━━━━━ Working data

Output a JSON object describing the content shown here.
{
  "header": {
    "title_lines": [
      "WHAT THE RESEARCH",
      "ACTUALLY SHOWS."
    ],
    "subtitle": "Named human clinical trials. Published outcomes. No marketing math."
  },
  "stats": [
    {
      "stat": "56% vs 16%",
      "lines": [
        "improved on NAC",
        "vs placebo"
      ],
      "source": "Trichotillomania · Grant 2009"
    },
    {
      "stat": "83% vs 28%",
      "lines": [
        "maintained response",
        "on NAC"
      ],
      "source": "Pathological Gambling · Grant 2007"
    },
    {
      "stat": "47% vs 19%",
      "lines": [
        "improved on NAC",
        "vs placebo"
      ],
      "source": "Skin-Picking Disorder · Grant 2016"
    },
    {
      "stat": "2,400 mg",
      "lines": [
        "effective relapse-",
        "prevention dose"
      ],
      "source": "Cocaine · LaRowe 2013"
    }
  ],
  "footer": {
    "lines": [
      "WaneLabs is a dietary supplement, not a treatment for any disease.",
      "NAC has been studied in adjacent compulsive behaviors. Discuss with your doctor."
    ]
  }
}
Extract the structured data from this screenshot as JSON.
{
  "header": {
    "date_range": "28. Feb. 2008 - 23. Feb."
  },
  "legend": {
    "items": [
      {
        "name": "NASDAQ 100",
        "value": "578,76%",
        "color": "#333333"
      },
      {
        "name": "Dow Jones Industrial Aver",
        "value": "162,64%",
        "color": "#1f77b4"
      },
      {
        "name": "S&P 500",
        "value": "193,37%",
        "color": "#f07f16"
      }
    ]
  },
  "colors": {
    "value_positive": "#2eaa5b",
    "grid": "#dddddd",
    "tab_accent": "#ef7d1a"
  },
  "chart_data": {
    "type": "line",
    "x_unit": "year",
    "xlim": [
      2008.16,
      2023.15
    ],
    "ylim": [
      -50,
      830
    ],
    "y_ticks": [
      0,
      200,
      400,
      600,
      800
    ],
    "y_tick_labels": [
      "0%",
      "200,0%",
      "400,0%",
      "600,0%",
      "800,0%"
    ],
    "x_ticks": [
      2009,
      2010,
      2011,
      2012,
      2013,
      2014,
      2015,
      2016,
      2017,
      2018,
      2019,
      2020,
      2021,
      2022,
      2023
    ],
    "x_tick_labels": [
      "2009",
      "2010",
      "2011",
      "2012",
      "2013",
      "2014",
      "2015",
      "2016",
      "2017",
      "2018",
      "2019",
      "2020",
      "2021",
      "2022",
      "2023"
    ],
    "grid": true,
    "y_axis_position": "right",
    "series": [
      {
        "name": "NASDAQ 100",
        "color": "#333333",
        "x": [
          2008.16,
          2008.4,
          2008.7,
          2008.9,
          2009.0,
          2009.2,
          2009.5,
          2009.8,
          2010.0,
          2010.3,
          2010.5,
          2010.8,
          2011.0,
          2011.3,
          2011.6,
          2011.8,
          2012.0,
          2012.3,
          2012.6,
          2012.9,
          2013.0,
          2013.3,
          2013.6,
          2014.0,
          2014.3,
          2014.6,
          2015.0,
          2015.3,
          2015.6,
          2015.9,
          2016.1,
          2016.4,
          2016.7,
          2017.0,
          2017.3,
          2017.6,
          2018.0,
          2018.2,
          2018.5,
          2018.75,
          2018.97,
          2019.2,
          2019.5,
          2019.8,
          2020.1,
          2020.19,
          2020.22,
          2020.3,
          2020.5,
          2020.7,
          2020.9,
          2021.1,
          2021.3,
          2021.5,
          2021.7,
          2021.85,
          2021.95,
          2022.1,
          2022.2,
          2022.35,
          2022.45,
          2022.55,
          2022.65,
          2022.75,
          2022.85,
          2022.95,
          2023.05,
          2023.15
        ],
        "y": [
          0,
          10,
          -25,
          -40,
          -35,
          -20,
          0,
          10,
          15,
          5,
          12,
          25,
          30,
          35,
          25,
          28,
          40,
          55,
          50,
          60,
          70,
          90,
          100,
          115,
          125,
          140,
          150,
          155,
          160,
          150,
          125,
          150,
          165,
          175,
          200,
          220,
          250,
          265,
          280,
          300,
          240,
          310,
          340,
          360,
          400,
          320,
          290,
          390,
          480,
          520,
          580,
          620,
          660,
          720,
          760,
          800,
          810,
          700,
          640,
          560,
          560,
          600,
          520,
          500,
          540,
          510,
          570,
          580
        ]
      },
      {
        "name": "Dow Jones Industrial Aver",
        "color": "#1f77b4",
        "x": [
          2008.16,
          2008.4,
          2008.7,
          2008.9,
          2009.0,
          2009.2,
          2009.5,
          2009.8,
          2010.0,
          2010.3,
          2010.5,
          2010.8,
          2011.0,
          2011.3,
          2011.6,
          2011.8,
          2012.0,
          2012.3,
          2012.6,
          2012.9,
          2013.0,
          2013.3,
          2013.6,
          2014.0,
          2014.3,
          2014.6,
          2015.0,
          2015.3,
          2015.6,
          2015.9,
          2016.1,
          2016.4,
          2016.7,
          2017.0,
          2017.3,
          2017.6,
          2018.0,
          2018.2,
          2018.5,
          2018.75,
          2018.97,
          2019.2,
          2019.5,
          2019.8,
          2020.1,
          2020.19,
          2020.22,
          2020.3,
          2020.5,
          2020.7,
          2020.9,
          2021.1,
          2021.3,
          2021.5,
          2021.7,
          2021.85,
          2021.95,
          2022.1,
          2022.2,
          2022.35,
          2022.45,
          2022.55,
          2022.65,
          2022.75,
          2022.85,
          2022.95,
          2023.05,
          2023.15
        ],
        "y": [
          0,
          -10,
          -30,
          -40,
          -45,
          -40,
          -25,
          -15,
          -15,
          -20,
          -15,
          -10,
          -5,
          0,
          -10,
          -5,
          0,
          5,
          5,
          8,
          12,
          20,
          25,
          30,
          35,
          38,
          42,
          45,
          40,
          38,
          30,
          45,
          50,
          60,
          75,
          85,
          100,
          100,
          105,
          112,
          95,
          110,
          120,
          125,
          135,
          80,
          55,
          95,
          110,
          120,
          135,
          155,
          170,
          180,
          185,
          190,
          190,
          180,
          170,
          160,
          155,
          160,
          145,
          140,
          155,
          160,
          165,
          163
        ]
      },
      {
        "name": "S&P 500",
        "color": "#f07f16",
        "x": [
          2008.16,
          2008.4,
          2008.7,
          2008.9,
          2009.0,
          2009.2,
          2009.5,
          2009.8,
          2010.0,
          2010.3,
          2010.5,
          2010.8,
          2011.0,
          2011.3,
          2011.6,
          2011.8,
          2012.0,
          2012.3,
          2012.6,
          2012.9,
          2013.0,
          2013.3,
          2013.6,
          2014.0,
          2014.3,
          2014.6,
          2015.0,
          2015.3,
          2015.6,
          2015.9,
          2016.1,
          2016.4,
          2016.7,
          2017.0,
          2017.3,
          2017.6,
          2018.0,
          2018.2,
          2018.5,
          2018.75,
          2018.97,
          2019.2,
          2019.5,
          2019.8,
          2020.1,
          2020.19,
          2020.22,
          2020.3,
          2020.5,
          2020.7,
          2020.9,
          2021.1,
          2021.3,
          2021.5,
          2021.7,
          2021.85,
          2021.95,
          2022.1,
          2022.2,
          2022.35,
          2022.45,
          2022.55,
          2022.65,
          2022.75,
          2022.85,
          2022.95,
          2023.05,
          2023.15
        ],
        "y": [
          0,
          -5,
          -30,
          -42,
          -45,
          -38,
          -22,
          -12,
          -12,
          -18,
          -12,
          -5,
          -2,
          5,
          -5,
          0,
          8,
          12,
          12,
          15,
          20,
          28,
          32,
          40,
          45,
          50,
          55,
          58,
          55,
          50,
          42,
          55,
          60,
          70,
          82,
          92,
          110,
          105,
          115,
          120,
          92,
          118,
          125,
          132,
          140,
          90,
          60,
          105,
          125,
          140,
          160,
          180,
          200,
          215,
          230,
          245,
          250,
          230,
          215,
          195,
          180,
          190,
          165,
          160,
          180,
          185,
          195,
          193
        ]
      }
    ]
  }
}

━━━━━━━━━━

Task instructions
Show the lines where the word "source" appears in the entries.

Answer below
      "source": "Trichotillomania · Grant 2009"
      "source": "Pathological Gambling · Grant 2007"
      "source": "Skin-Picking Disorder · Grant 2016"
      "source": "Cocaine · LaRowe 2013"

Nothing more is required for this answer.